**Data**
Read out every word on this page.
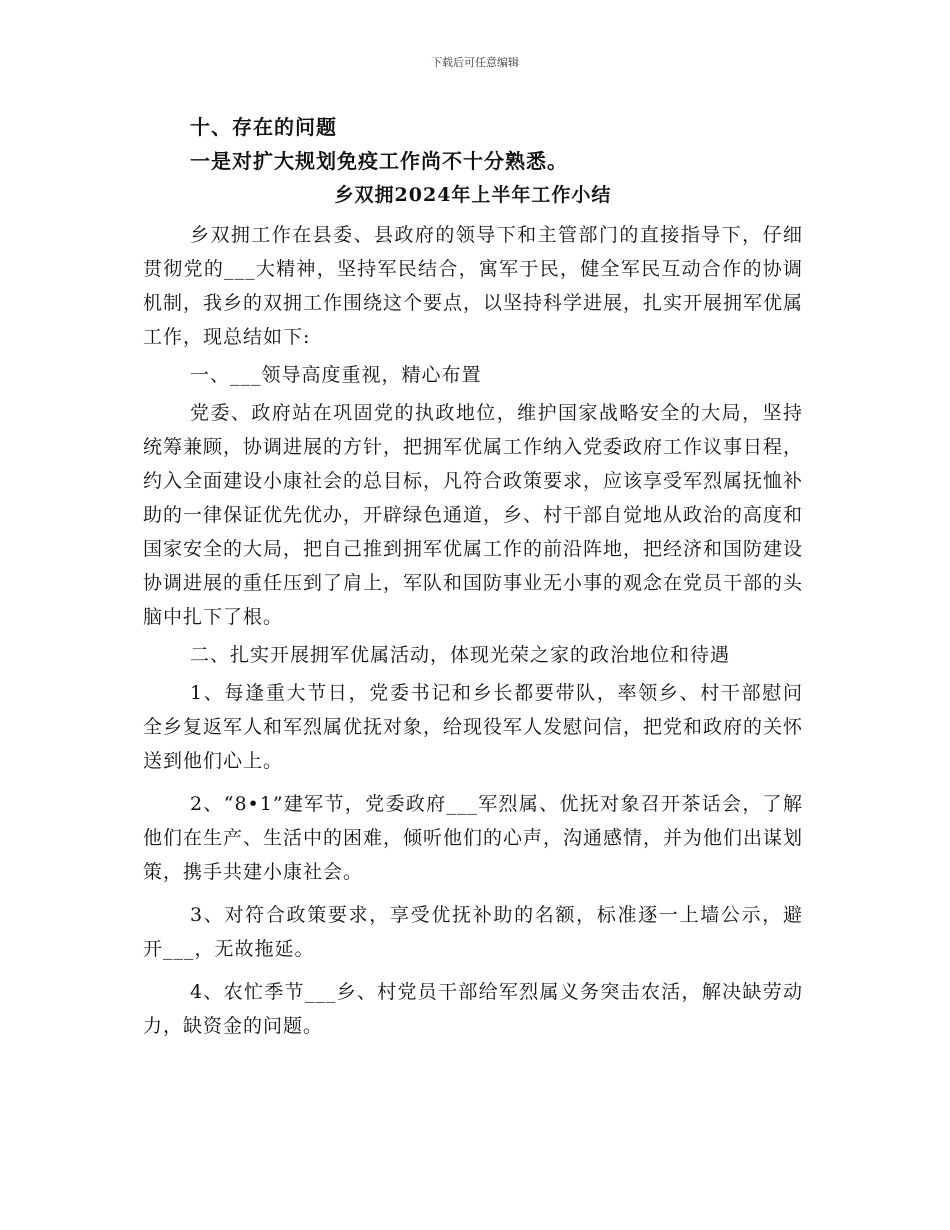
下载后可任意编辑
十、存在的问题
一是对扩大规划免疫工作尚不十分熟悉。
乡双拥2024年上半年工作小结

乡双拥工作在县委、县政府的领导下和主管部门的直接指导下，仔细贯彻党的___大精神，坚持军民结合，寓军于民，健全军民互动合作的协调机制，我乡的双拥工作围绕这个要点，以坚持科学进展，扎实开展拥军优属工作，现总结如下:

一、___领导高度重视，精心布置

党委、政府站在巩固党的执政地位，维护国家战略安全的大局，坚持统筹兼顾，协调进展的方针，把拥军优属工作纳入党委政府工作议事日程，约入全面建设小康社会的总目标，凡符合政策要求，应该享受军烈属抚恤补助的一律保证优先优办，开辟绿色通道，乡、村干部自觉地从政治的高度和国家安全的大局，把自己推到拥军优属工作的前沿阵地，把经济和国防建设协调进展的重任压到了肩上，军队和国防事业无小事的观念在党员干部的头脑中扎下了根。

二、扎实开展拥军优属活动，体现光荣之家的政治地位和待遇

1、每逢重大节日，党委书记和乡长都要带队，率领乡、村干部慰问全乡复返军人和军烈属优抚对象，给现役军人发慰问信，把党和政府的关怀送到他们心上。

2、“8•1”建军节，党委政府___军烈属、优抚对象召开茶话会，了解他们在生产、生活中的困难，倾听他们的心声，沟通感情，并为他们出谋划策，携手共建小康社会。

3、对符合政策要求，享受优抚补助的名额，标准逐一上墙公示，避开___，无故拖延。

4、农忙季节___乡、村党员干部给军烈属义务突击农活，解决缺劳动力，缺资金的问题。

**Your goal**
Quote every entry exactly, with the pictures omitted.

**Solution for this problem**
Read out every word on this page.
下载后可任意编辑
十、存在的问题
一是对扩大规划免疫工作尚不十分熟悉。
乡双拥2024年上半年工作小结

乡双拥工作在县委、县政府的领导下和主管部门的直接指导下，仔细贯彻党的___大精神，坚持军民结合，寓军于民，健全军民互动合作的协调机制，我乡的双拥工作围绕这个要点，以坚持科学进展，扎实开展拥军优属工作，现总结如下:

一、___领导高度重视，精心布置

党委、政府站在巩固党的执政地位，维护国家战略安全的大局，坚持统筹兼顾，协调进展的方针，把拥军优属工作纳入党委政府工作议事日程，约入全面建设小康社会的总目标，凡符合政策要求，应该享受军烈属抚恤补助的一律保证优先优办，开辟绿色通道，乡、村干部自觉地从政治的高度和国家安全的大局，把自己推到拥军优属工作的前沿阵地，把经济和国防建设协调进展的重任压到了肩上，军队和国防事业无小事的观念在党员干部的头脑中扎下了根。

二、扎实开展拥军优属活动，体现光荣之家的政治地位和待遇

1、每逢重大节日，党委书记和乡长都要带队，率领乡、村干部慰问全乡复返军人和军烈属优抚对象，给现役军人发慰问信，把党和政府的关怀送到他们心上。

2、“8•1”建军节，党委政府___军烈属、优抚对象召开茶话会，了解他们在生产、生活中的困难，倾听他们的心声，沟通感情，并为他们出谋划策，携手共建小康社会。

3、对符合政策要求，享受优抚补助的名额，标准逐一上墙公示，避开___，无故拖延。

4、农忙季节___乡、村党员干部给军烈属义务突击农活，解决缺劳动力，缺资金的问题。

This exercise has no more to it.